### WRITTEN INSTRUCTION:
Tally how many lines hold the string "this". Your reply should be that number alone.

(Stored data)
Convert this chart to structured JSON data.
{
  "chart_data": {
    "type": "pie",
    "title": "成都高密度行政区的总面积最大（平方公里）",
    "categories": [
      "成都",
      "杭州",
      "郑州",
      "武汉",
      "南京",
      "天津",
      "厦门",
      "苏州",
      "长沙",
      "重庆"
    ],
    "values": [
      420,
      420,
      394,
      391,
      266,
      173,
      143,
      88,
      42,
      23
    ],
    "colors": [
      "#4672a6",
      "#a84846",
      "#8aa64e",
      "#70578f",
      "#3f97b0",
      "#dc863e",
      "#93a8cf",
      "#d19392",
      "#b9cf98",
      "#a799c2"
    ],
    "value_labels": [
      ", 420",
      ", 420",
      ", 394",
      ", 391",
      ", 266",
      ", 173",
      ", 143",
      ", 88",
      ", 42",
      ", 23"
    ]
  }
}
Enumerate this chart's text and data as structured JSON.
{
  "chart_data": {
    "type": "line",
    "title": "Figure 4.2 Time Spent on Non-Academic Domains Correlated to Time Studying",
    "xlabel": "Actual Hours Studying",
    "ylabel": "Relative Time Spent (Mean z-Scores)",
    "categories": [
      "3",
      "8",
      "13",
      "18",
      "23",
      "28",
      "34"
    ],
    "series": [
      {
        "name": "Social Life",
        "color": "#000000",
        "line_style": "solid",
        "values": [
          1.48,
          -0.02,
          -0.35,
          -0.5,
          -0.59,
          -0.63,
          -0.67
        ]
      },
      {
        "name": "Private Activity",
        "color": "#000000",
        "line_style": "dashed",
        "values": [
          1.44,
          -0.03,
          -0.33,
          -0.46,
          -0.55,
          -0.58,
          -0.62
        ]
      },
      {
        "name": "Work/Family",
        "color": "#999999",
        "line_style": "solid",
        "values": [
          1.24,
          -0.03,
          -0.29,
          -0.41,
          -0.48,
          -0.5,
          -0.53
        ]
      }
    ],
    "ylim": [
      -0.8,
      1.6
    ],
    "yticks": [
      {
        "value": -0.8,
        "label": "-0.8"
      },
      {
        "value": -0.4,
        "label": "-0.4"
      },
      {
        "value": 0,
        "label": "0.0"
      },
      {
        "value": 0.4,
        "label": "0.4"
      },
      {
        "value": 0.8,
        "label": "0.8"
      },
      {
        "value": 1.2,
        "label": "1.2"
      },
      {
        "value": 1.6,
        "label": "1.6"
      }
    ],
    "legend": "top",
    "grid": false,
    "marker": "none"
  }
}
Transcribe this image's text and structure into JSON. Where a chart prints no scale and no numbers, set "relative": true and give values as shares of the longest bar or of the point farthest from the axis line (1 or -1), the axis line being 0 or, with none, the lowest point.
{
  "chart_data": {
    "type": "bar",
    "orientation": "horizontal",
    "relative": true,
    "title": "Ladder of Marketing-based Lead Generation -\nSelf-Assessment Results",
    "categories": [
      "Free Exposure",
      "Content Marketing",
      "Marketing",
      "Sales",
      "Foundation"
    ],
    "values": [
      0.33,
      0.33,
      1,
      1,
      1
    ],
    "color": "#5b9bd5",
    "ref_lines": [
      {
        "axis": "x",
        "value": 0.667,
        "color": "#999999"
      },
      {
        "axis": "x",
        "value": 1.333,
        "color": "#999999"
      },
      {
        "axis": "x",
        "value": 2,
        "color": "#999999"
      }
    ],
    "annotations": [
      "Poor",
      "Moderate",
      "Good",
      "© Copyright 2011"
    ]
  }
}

### THE ANSWER:
3